--- START OF SUPPLIED INFORMATION ---

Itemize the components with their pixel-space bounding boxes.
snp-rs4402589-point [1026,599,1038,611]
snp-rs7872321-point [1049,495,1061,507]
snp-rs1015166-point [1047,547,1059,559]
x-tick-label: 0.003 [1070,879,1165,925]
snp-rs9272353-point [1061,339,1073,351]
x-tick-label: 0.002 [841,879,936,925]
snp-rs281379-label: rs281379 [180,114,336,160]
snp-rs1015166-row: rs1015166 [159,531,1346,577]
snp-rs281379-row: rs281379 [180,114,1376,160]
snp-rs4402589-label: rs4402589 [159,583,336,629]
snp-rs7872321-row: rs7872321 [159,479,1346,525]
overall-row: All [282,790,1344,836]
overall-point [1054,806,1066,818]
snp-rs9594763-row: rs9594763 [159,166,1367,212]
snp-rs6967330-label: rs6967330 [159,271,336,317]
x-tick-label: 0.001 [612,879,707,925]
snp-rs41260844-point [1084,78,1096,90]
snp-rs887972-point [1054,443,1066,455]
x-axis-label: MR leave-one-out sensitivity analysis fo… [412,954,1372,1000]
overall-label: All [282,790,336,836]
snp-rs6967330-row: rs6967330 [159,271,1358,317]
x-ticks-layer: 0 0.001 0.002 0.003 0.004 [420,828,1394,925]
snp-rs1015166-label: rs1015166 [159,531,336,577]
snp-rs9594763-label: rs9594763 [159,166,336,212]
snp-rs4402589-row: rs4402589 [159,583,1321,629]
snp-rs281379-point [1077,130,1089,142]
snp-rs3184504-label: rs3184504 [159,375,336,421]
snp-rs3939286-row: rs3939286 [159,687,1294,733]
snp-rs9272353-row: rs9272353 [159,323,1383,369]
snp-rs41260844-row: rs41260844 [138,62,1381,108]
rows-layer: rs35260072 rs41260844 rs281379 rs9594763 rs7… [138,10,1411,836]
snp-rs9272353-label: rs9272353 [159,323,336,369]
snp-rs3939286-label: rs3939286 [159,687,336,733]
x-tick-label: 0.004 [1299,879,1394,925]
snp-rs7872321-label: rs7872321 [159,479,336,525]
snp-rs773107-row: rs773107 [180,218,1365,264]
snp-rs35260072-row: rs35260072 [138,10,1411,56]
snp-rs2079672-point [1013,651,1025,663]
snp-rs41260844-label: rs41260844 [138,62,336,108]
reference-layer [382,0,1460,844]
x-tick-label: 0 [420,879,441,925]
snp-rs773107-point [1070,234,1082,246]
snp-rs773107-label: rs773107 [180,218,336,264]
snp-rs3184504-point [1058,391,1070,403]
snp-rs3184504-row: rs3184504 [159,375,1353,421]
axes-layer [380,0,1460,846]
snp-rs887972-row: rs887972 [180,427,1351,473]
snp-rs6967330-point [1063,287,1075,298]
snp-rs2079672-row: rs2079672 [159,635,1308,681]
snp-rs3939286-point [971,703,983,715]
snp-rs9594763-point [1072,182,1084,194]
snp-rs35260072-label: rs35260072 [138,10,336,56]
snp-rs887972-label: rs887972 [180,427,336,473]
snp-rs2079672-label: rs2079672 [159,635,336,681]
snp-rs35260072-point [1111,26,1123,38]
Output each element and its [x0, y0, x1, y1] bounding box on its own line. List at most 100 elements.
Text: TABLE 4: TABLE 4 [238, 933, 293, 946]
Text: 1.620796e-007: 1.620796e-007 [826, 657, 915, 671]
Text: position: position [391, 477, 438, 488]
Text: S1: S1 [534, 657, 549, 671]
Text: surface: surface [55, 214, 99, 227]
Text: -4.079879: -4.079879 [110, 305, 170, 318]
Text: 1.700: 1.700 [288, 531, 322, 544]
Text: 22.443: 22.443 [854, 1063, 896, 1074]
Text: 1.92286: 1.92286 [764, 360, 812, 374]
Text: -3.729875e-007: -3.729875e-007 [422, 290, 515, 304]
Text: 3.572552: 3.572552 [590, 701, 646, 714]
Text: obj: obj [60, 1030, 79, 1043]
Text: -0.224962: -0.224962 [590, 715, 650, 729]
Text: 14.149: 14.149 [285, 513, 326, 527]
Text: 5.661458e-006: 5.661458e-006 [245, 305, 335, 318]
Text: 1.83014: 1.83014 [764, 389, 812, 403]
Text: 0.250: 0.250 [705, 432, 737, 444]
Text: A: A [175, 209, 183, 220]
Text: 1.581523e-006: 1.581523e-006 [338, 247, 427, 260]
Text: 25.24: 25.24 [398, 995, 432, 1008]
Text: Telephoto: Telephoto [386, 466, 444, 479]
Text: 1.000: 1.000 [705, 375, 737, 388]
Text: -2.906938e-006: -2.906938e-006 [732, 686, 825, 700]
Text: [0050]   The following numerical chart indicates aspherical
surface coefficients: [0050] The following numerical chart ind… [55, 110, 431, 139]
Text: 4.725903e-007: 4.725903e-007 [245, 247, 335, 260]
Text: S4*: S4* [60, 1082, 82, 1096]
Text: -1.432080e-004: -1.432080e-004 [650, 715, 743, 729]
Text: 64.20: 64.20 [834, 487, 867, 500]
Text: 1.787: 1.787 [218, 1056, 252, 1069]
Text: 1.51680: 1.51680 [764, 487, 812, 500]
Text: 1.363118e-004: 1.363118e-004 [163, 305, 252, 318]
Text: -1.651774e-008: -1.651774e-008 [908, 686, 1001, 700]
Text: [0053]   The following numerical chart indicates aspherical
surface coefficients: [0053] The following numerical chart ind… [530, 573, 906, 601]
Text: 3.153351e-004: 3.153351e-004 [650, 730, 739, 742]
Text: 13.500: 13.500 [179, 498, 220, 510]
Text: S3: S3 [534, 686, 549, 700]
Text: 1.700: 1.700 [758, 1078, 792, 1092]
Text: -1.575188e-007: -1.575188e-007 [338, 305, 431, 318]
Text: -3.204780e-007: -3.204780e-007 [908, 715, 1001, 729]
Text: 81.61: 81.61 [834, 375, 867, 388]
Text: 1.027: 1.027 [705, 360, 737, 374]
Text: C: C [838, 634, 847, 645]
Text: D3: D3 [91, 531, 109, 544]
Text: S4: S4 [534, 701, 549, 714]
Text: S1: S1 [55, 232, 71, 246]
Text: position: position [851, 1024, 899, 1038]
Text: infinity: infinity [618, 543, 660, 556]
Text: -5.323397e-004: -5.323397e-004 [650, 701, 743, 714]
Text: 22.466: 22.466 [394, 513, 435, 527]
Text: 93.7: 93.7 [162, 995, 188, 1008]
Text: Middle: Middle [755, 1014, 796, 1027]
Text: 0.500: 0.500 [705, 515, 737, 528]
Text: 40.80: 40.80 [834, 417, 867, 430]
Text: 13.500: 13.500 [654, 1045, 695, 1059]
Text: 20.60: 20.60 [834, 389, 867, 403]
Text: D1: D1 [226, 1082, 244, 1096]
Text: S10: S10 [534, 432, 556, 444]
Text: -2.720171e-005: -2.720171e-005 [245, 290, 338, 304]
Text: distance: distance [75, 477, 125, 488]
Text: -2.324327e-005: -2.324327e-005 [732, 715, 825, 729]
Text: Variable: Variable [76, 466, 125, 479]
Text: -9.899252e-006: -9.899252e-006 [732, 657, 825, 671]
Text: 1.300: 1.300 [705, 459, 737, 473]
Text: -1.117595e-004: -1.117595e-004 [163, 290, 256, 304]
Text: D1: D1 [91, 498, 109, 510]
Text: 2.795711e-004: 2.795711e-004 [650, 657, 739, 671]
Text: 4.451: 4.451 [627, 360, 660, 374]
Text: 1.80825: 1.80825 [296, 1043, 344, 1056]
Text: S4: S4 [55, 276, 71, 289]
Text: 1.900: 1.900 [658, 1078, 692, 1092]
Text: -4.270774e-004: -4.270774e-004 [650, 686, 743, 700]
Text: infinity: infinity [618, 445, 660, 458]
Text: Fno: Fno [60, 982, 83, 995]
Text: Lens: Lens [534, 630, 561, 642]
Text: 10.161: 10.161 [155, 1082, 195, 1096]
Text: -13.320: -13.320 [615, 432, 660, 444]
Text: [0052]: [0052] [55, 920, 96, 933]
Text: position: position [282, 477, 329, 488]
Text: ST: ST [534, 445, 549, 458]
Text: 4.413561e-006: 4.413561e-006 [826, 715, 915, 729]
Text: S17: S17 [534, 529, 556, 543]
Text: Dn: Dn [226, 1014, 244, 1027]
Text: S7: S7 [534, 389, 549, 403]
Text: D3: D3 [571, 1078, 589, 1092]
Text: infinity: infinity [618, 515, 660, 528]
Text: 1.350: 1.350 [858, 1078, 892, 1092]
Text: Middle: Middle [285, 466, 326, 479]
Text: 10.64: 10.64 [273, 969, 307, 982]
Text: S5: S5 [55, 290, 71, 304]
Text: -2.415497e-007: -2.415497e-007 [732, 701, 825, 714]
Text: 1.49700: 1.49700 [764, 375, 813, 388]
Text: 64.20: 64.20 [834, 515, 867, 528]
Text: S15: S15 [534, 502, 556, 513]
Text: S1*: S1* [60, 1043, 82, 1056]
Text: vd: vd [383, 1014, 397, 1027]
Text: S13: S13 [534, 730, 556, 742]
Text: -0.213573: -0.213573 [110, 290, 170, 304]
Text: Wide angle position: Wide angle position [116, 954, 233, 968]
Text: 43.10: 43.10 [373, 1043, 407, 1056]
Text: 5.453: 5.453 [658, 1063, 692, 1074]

--- END OF SUPPLIED INFORMATION ---

- REQUIREMENT -
Please set down the lines above again without any change, starting with the very first line and going on through the line with "snp-rs887972-row: rs887972 [180,427,1351,473]", both included.

- RESULT OF THE EXERCISE -
Itemize the components with their pixel-space bounding boxes.
snp-rs4402589-point [1026,599,1038,611]
snp-rs7872321-point [1049,495,1061,507]
snp-rs1015166-point [1047,547,1059,559]
x-tick-label: 0.003 [1070,879,1165,925]
snp-rs9272353-point [1061,339,1073,351]
x-tick-label: 0.002 [841,879,936,925]
snp-rs281379-label: rs281379 [180,114,336,160]
snp-rs1015166-row: rs1015166 [159,531,1346,577]
snp-rs281379-row: rs281379 [180,114,1376,160]
snp-rs4402589-label: rs4402589 [159,583,336,629]
snp-rs7872321-row: rs7872321 [159,479,1346,525]
overall-row: All [282,790,1344,836]
overall-point [1054,806,1066,818]
snp-rs9594763-row: rs9594763 [159,166,1367,212]
snp-rs6967330-label: rs6967330 [159,271,336,317]
x-tick-label: 0.001 [612,879,707,925]
snp-rs41260844-point [1084,78,1096,90]
snp-rs887972-point [1054,443,1066,455]
x-axis-label: MR leave-one-out sensitivity analysis fo… [412,954,1372,1000]
overall-label: All [282,790,336,836]
snp-rs6967330-row: rs6967330 [159,271,1358,317]
x-ticks-layer: 0 0.001 0.002 0.003 0.004 [420,828,1394,925]
snp-rs1015166-label: rs1015166 [159,531,336,577]
snp-rs9594763-label: rs9594763 [159,166,336,212]
snp-rs4402589-row: rs4402589 [159,583,1321,629]
snp-rs281379-point [1077,130,1089,142]
snp-rs3184504-label: rs3184504 [159,375,336,421]
snp-rs3939286-row: rs3939286 [159,687,1294,733]
snp-rs9272353-row: rs9272353 [159,323,1383,369]
snp-rs41260844-row: rs41260844 [138,62,1381,108]
rows-layer: rs35260072 rs41260844 rs281379 rs9594763 rs7… [138,10,1411,836]
snp-rs9272353-label: rs9272353 [159,323,336,369]
snp-rs3939286-label: rs3939286 [159,687,336,733]
x-tick-label: 0.004 [1299,879,1394,925]
snp-rs7872321-label: rs7872321 [159,479,336,525]
snp-rs773107-row: rs773107 [180,218,1365,264]
snp-rs35260072-row: rs35260072 [138,10,1411,56]
snp-rs2079672-point [1013,651,1025,663]
snp-rs41260844-label: rs41260844 [138,62,336,108]
reference-layer [382,0,1460,844]
x-tick-label: 0 [420,879,441,925]
snp-rs773107-point [1070,234,1082,246]
snp-rs773107-label: rs773107 [180,218,336,264]
snp-rs3184504-point [1058,391,1070,403]
snp-rs3184504-row: rs3184504 [159,375,1353,421]
axes-layer [380,0,1460,846]
snp-rs887972-row: rs887972 [180,427,1351,473]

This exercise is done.